Directions:
Update the entries starting at the line that contains "y-tick-label: −12.5 bbox=[101, 758, 242, 812]" and ending at the last entry, replacing "Potential" with "Electrostatic potential" and leaving everything else unchanged. Write out those lines again with the change made.

[Entries extracted from a collection]
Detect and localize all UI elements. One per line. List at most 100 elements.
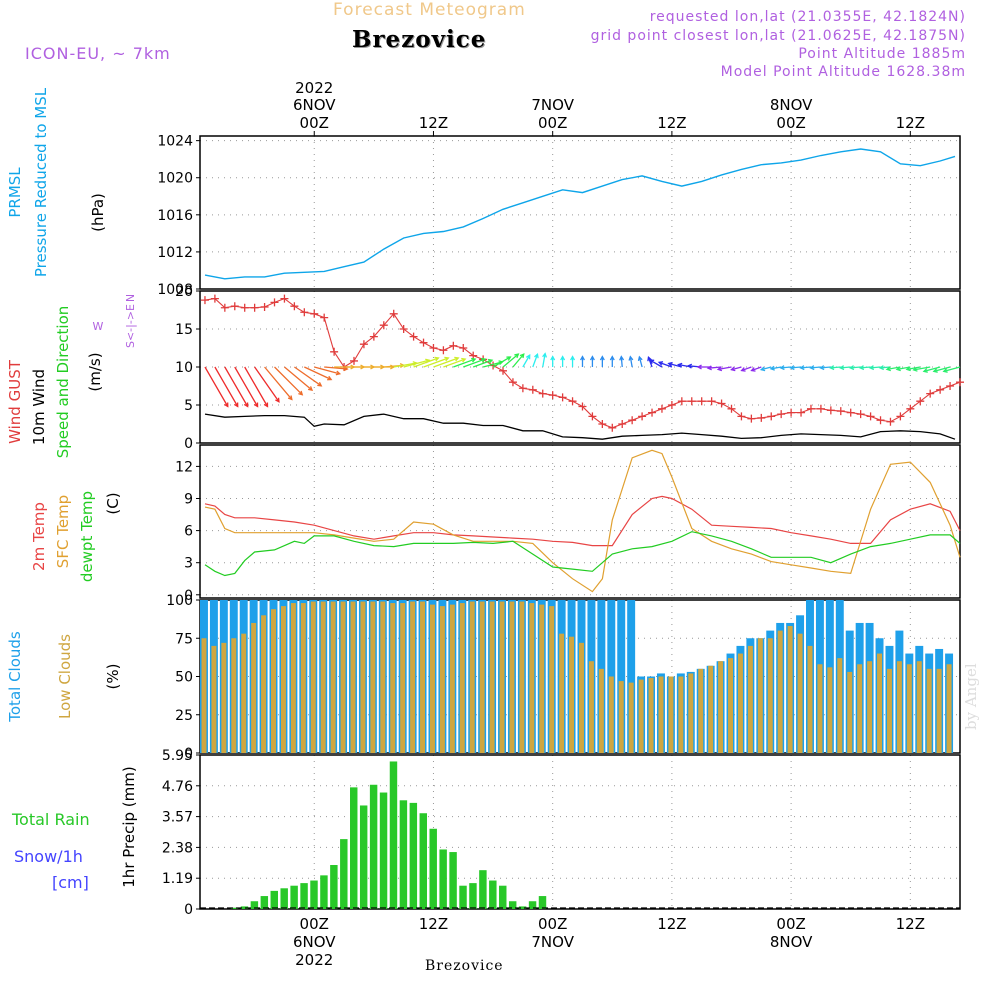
- gust-marker: [349, 356, 358, 365]
- wind-arrow-head: [716, 366, 723, 372]
- clouds-ytick-label: 75: [175, 631, 193, 647]
- temp-frame: [199, 444, 961, 599]
- low-cloud-bar: [638, 679, 644, 753]
- wind-arrow-head: [525, 354, 531, 360]
- snow-unit-label: [cm]: [52, 873, 89, 892]
- wind-arrow-head: [628, 355, 634, 361]
- rain-bar: [330, 865, 338, 909]
- wind-direction-arrow: [870, 366, 881, 369]
- gust-marker: [399, 325, 408, 333]
- wind-direction-arrow: [512, 353, 525, 368]
- wind-arrow-head: [740, 367, 746, 372]
- wind-direction-arrow: [532, 353, 539, 368]
- pressure-ytick-label: 1020: [157, 171, 193, 187]
- gust-marker: [677, 397, 686, 406]
- bottom-time-label: 00Z: [538, 915, 567, 933]
- wind-direction-arrow: [234, 366, 259, 407]
- low-cloud-bar: [459, 603, 465, 753]
- point-altitude: Point Altitude 1885m: [798, 46, 966, 62]
- gust-marker: [538, 389, 547, 398]
- rain-bar: [310, 880, 318, 909]
- wind-direction-arrow: [761, 366, 772, 371]
- rain-bar: [379, 792, 388, 909]
- wind-direction-arrow: [443, 358, 466, 368]
- gust-marker: [359, 340, 368, 349]
- model-altitude: Model Point Altitude 1628.38m: [720, 64, 966, 80]
- wind-arrow-head: [759, 366, 766, 372]
- wind-direction-arrow: [472, 359, 493, 368]
- gust-marker: [836, 407, 845, 416]
- gust-marker: [499, 366, 508, 375]
- wind-arrow-head: [570, 355, 576, 361]
- low-cloud-bar: [588, 661, 594, 753]
- low-cloud-bar: [668, 676, 674, 753]
- precip-ytick-label: 0: [184, 902, 193, 918]
- low-cloud-bar: [380, 601, 386, 753]
- wind-arrow-head: [885, 366, 891, 372]
- top-date-label: 8NOV: [770, 96, 813, 114]
- wind-arrow-head: [858, 365, 865, 371]
- gust-marker: [419, 338, 428, 347]
- wind-arrow-head: [550, 355, 556, 361]
- low-clouds-label: Low Clouds: [56, 634, 74, 719]
- low-cloud-bar: [449, 604, 455, 753]
- temp-ytick-label: 9: [184, 491, 193, 507]
- gust-marker: [568, 397, 577, 406]
- gust-marker: [737, 412, 746, 421]
- wind-arrow-head: [519, 353, 525, 359]
- wind-arrow-head: [799, 365, 805, 371]
- low-cloud-bar: [400, 603, 406, 753]
- wind-arrow-head: [696, 364, 702, 370]
- wind-arrow-head: [434, 356, 440, 362]
- wind-direction-arrow: [830, 366, 841, 369]
- rain-bar: [528, 901, 537, 909]
- rain-bar: [429, 828, 437, 909]
- rain-bar: [439, 849, 447, 909]
- wind-arrow-head: [667, 361, 673, 367]
- pressure-ytick-label: 1024: [157, 134, 193, 150]
- compass-n: N: [124, 294, 137, 302]
- low-cloud-bar: [946, 664, 952, 753]
- low-cloud-bar: [271, 609, 276, 753]
- temp2m-label: 2m Temp: [30, 502, 48, 571]
- wind-arrow-head: [609, 355, 615, 361]
- rain-bar: [270, 890, 278, 909]
- rain-label: Total Rain: [11, 810, 90, 829]
- top-date-label: 6NOV: [293, 96, 336, 114]
- low-cloud-bar: [390, 603, 396, 753]
- gust-marker: [280, 294, 289, 303]
- wind-arrow-head: [848, 365, 855, 371]
- wind-direction-arrow: [492, 356, 511, 368]
- wind-direction-arrow: [502, 353, 519, 368]
- wind-direction-arrow: [820, 366, 831, 369]
- low-cloud-bar: [628, 682, 634, 753]
- wind-direction-arrow: [850, 366, 861, 369]
- bottom-time-label: 12Z: [657, 915, 686, 933]
- rain-bar: [399, 800, 408, 909]
- gust-marker: [628, 416, 637, 425]
- gust-marker: [429, 344, 438, 352]
- wind-speed-line: [204, 413, 956, 440]
- gust-marker: [747, 414, 756, 423]
- bottom-date-label: 8NOV: [770, 933, 813, 951]
- gust-marker: [956, 378, 964, 387]
- low-cloud-bar: [509, 601, 515, 753]
- low-cloud-bar: [280, 606, 286, 753]
- wind-arrow-head: [224, 402, 229, 408]
- gridpoint-lonlat: grid point closest lon,lat (21.0625E, 42…: [590, 28, 966, 44]
- pressure-label-long: Pressure Reduced to MSL: [32, 87, 50, 277]
- temp-ytick-label: 3: [184, 556, 193, 572]
- total-cloud-bar: [627, 600, 636, 753]
- wind-arrow-head: [829, 365, 835, 371]
- wind-direction-arrow: [629, 356, 633, 368]
- gust-marker: [697, 397, 706, 406]
- low-cloud-bar: [916, 661, 922, 753]
- wind-arrow-head: [809, 365, 815, 371]
- wind-arrow-head: [942, 368, 948, 373]
- wind-arrow-head: [243, 402, 249, 408]
- sfc-temp-label: SFC Temp: [54, 495, 72, 568]
- low-cloud-bar: [290, 603, 296, 753]
- rain-bar: [369, 784, 378, 909]
- wind-direction-arrow: [800, 366, 812, 369]
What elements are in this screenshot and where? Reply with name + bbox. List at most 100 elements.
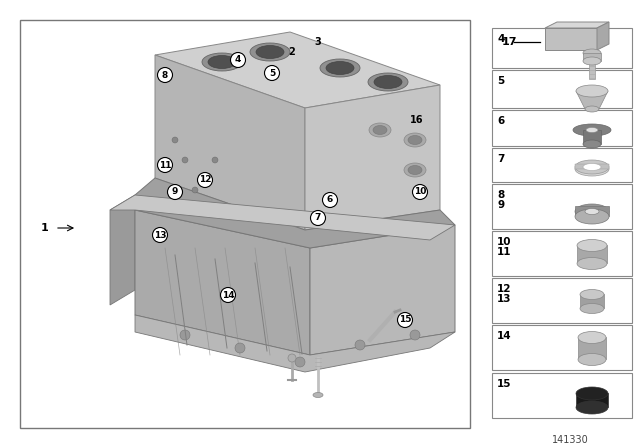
Ellipse shape xyxy=(580,289,604,300)
Polygon shape xyxy=(597,22,609,50)
Ellipse shape xyxy=(368,73,408,91)
Text: 13: 13 xyxy=(154,231,166,240)
Bar xyxy=(583,130,601,144)
Ellipse shape xyxy=(250,43,290,61)
Bar xyxy=(589,61,595,79)
Text: 12: 12 xyxy=(199,176,211,185)
Ellipse shape xyxy=(404,133,426,147)
Circle shape xyxy=(212,157,218,163)
Text: 4: 4 xyxy=(497,34,504,44)
Text: 17: 17 xyxy=(502,37,518,47)
Ellipse shape xyxy=(585,106,599,112)
Circle shape xyxy=(168,185,182,199)
Bar xyxy=(575,207,609,216)
Ellipse shape xyxy=(583,140,601,148)
Ellipse shape xyxy=(575,160,609,174)
Ellipse shape xyxy=(320,59,360,77)
Text: 9: 9 xyxy=(497,200,504,210)
Text: 141330: 141330 xyxy=(552,435,588,445)
Ellipse shape xyxy=(586,128,598,133)
Bar xyxy=(580,294,604,309)
Ellipse shape xyxy=(575,162,609,176)
Polygon shape xyxy=(155,55,305,230)
Text: 5: 5 xyxy=(269,69,275,78)
Ellipse shape xyxy=(578,353,606,366)
Ellipse shape xyxy=(256,46,284,59)
Text: 10: 10 xyxy=(414,188,426,197)
Ellipse shape xyxy=(583,57,601,65)
Ellipse shape xyxy=(408,165,422,175)
Ellipse shape xyxy=(575,204,609,219)
Bar xyxy=(575,164,609,169)
Bar xyxy=(578,337,606,359)
Ellipse shape xyxy=(404,163,426,177)
Polygon shape xyxy=(135,315,455,372)
Circle shape xyxy=(355,340,365,350)
Text: 16: 16 xyxy=(410,115,424,125)
Polygon shape xyxy=(155,32,440,108)
Text: 13: 13 xyxy=(497,294,511,304)
Bar xyxy=(492,325,632,370)
Polygon shape xyxy=(135,178,455,248)
Ellipse shape xyxy=(585,208,599,215)
Ellipse shape xyxy=(374,76,402,89)
Ellipse shape xyxy=(577,240,607,251)
Polygon shape xyxy=(545,22,609,28)
Text: 7: 7 xyxy=(315,214,321,223)
Circle shape xyxy=(230,52,246,68)
Text: 8: 8 xyxy=(162,70,168,79)
Ellipse shape xyxy=(576,85,608,97)
Bar xyxy=(492,70,632,108)
Text: 12: 12 xyxy=(497,284,511,294)
Polygon shape xyxy=(110,195,135,305)
Text: 15: 15 xyxy=(399,315,412,324)
Polygon shape xyxy=(305,85,440,230)
Bar xyxy=(492,278,632,323)
Text: 6: 6 xyxy=(327,195,333,204)
Polygon shape xyxy=(576,91,608,109)
Bar xyxy=(492,231,632,276)
Text: 8: 8 xyxy=(497,190,504,200)
Ellipse shape xyxy=(578,332,606,344)
Circle shape xyxy=(172,137,178,143)
Ellipse shape xyxy=(373,125,387,134)
Bar xyxy=(576,393,608,408)
Polygon shape xyxy=(310,225,455,355)
Circle shape xyxy=(235,343,245,353)
Circle shape xyxy=(413,185,428,199)
Bar xyxy=(583,53,601,61)
Text: 11: 11 xyxy=(159,160,172,169)
Circle shape xyxy=(288,354,296,362)
Circle shape xyxy=(264,65,280,81)
Circle shape xyxy=(180,330,190,340)
Text: 14: 14 xyxy=(497,331,511,341)
Bar xyxy=(492,184,632,229)
Ellipse shape xyxy=(580,303,604,314)
Ellipse shape xyxy=(313,392,323,397)
Text: 2: 2 xyxy=(289,47,296,57)
Ellipse shape xyxy=(575,209,609,224)
Text: 6: 6 xyxy=(497,116,504,126)
Bar xyxy=(577,246,607,263)
Circle shape xyxy=(157,158,173,172)
Bar xyxy=(492,373,632,418)
Bar xyxy=(492,148,632,182)
Polygon shape xyxy=(110,195,455,240)
Circle shape xyxy=(157,68,173,82)
Circle shape xyxy=(182,157,188,163)
Text: 11: 11 xyxy=(497,247,511,257)
Ellipse shape xyxy=(208,56,236,69)
Ellipse shape xyxy=(408,135,422,145)
Text: 7: 7 xyxy=(497,154,504,164)
Bar xyxy=(20,20,470,428)
Text: 5: 5 xyxy=(497,76,504,86)
Circle shape xyxy=(192,187,198,193)
Polygon shape xyxy=(135,210,310,355)
Ellipse shape xyxy=(576,401,608,414)
Circle shape xyxy=(295,357,305,367)
Circle shape xyxy=(221,288,236,302)
Ellipse shape xyxy=(369,123,391,137)
Circle shape xyxy=(198,172,212,188)
Ellipse shape xyxy=(583,49,601,57)
Circle shape xyxy=(410,330,420,340)
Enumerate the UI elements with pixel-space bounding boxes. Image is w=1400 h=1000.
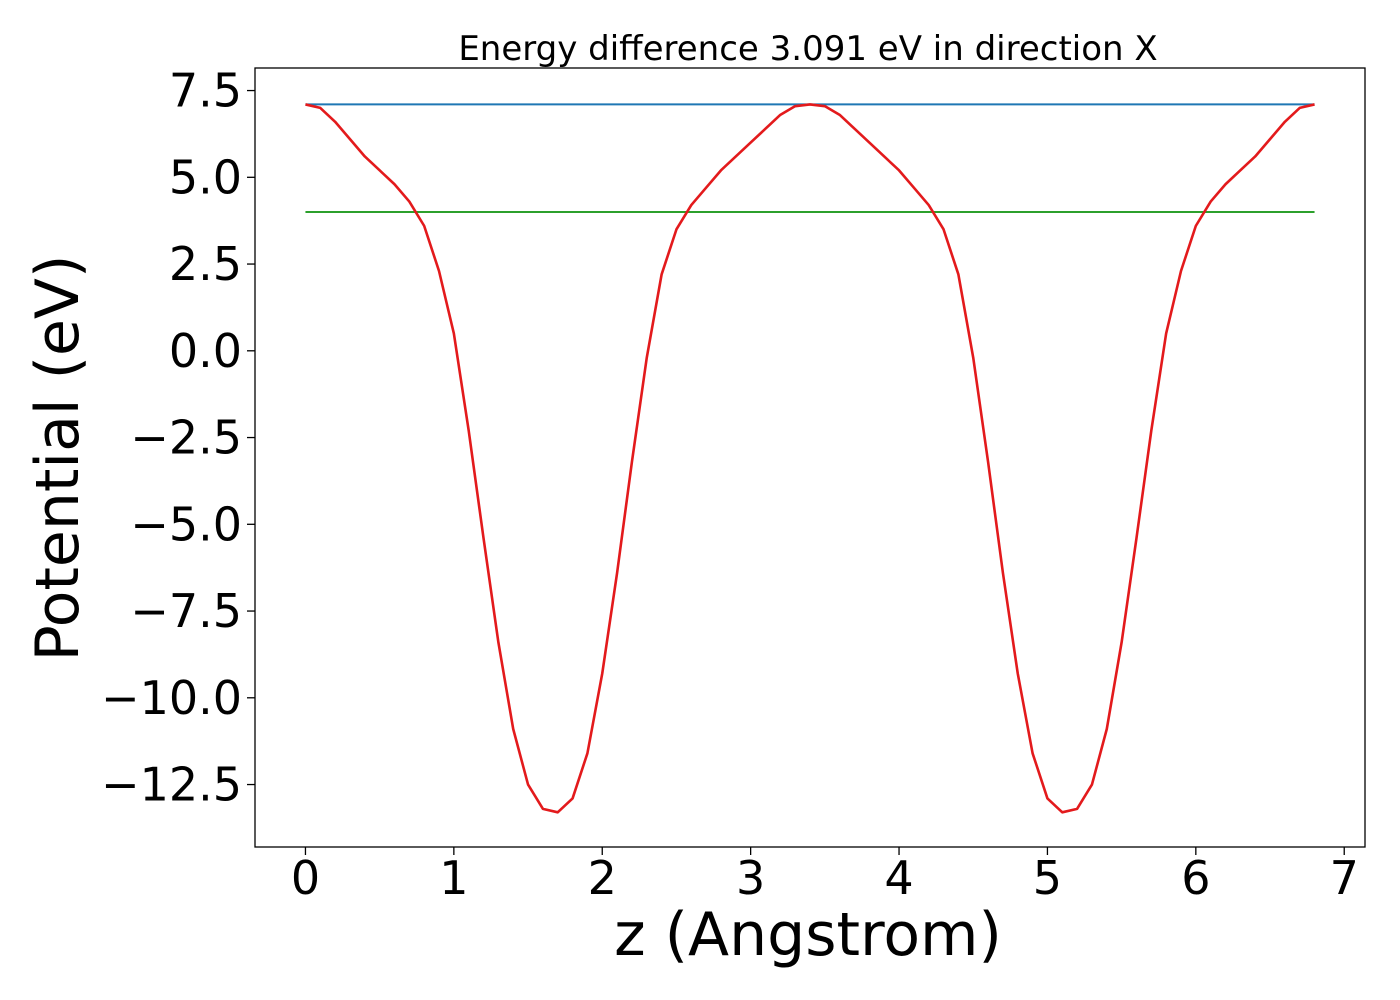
y-tick-label: −12.5 bbox=[101, 758, 242, 812]
x-tick-label: 5 bbox=[1033, 851, 1062, 905]
y-tick-label: 5.0 bbox=[169, 150, 242, 204]
x-tick-label: 4 bbox=[884, 851, 913, 905]
series-layer bbox=[305, 103, 1315, 814]
x-tick-label: 2 bbox=[588, 851, 617, 905]
y-ticks: 7.5 5.0 2.5 0.0 −2.5 −5.0 −7.5 −10.0 −12.5 bbox=[101, 64, 255, 812]
y-tick-label: −5.0 bbox=[130, 497, 242, 551]
y-tick-label: −2.5 bbox=[130, 411, 242, 465]
series-line-2 bbox=[305, 103, 1315, 814]
x-tick-label: 3 bbox=[736, 851, 765, 905]
y-tick-label: 7.5 bbox=[169, 64, 242, 118]
x-tick-label: 0 bbox=[291, 851, 320, 905]
x-tick-label: 1 bbox=[439, 851, 468, 905]
chart-title: Energy difference 3.091 eV in direction … bbox=[458, 29, 1157, 69]
x-ticks: 0 1 2 3 4 5 6 7 bbox=[291, 847, 1359, 905]
x-tick-label: 7 bbox=[1330, 851, 1359, 905]
x-tick-label: 6 bbox=[1181, 851, 1210, 905]
y-tick-label: −10.0 bbox=[101, 671, 242, 725]
y-tick-label: 0.0 bbox=[169, 324, 242, 378]
y-axis-label: Potential (eV) bbox=[23, 255, 93, 662]
x-axis-label: z (Angstrom) bbox=[614, 900, 1002, 970]
plot-frame bbox=[254, 67, 1366, 848]
y-tick-label: 2.5 bbox=[169, 237, 242, 291]
y-tick-label: −7.5 bbox=[130, 584, 242, 638]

Task answer:
y-tick-label: −12.5 bbox=[101, 758, 242, 812]
x-tick-label: 5 bbox=[1033, 851, 1062, 905]
y-tick-label: 5.0 bbox=[169, 150, 242, 204]
x-tick-label: 4 bbox=[884, 851, 913, 905]
series-layer bbox=[305, 103, 1315, 814]
x-tick-label: 2 bbox=[588, 851, 617, 905]
y-ticks: 7.5 5.0 2.5 0.0 −2.5 −5.0 −7.5 −10.0 −12.5 bbox=[101, 64, 255, 812]
y-tick-label: −5.0 bbox=[130, 497, 242, 551]
y-tick-label: −2.5 bbox=[130, 411, 242, 465]
series-line-2 bbox=[305, 103, 1315, 814]
x-tick-label: 3 bbox=[736, 851, 765, 905]
y-tick-label: 7.5 bbox=[169, 64, 242, 118]
x-tick-label: 0 bbox=[291, 851, 320, 905]
x-tick-label: 1 bbox=[439, 851, 468, 905]
chart-title: Energy difference 3.091 eV in direction … bbox=[458, 29, 1157, 69]
x-ticks: 0 1 2 3 4 5 6 7 bbox=[291, 847, 1359, 905]
x-tick-label: 7 bbox=[1330, 851, 1359, 905]
x-tick-label: 6 bbox=[1181, 851, 1210, 905]
y-tick-label: −10.0 bbox=[101, 671, 242, 725]
y-tick-label: 0.0 bbox=[169, 324, 242, 378]
y-axis-label: Electrostatic potential (eV) bbox=[23, 255, 93, 662]
x-axis-label: z (Angstrom) bbox=[614, 900, 1002, 970]
plot-frame bbox=[254, 67, 1366, 848]
y-tick-label: 2.5 bbox=[169, 237, 242, 291]
y-tick-label: −7.5 bbox=[130, 584, 242, 638]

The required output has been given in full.